++++ INFORMATION SUPPLIED ++++

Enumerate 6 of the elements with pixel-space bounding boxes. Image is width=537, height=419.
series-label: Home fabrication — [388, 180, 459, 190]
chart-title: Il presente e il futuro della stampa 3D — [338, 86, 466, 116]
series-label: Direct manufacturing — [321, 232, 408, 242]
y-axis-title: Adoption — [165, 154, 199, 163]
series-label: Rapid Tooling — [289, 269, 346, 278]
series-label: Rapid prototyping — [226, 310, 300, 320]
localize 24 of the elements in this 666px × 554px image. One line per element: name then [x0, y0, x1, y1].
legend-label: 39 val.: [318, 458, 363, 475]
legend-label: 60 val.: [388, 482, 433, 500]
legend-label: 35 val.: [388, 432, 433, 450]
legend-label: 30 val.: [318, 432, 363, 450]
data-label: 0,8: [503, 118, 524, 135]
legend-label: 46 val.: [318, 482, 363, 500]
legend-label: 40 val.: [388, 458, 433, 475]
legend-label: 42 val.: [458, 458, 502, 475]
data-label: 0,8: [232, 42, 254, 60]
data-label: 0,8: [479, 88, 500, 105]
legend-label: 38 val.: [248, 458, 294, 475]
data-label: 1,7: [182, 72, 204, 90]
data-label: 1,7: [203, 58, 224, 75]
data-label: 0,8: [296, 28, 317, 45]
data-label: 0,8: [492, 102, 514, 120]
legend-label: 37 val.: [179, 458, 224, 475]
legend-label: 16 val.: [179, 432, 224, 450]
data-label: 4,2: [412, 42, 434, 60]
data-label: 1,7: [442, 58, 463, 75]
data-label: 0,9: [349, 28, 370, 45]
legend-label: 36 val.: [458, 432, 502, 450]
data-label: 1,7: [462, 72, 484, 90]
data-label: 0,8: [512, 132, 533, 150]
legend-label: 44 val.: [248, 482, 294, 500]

++++

* [DIRECTIONS FOR THIS TASK]
Print everything from the start of the data above down to the line containing "y-axis-title: Adoption — [165, 154, 199, 163]", that line included, exactly as each line appears.

* [RESULT OF THIS TASK]
Enumerate 6 of the elements with pixel-space bounding boxes. Image is width=537, height=419.
series-label: Home fabrication — [388, 180, 459, 190]
chart-title: Il presente e il futuro della stampa 3D — [338, 86, 466, 116]
series-label: Direct manufacturing — [321, 232, 408, 242]
y-axis-title: Adoption — [165, 154, 199, 163]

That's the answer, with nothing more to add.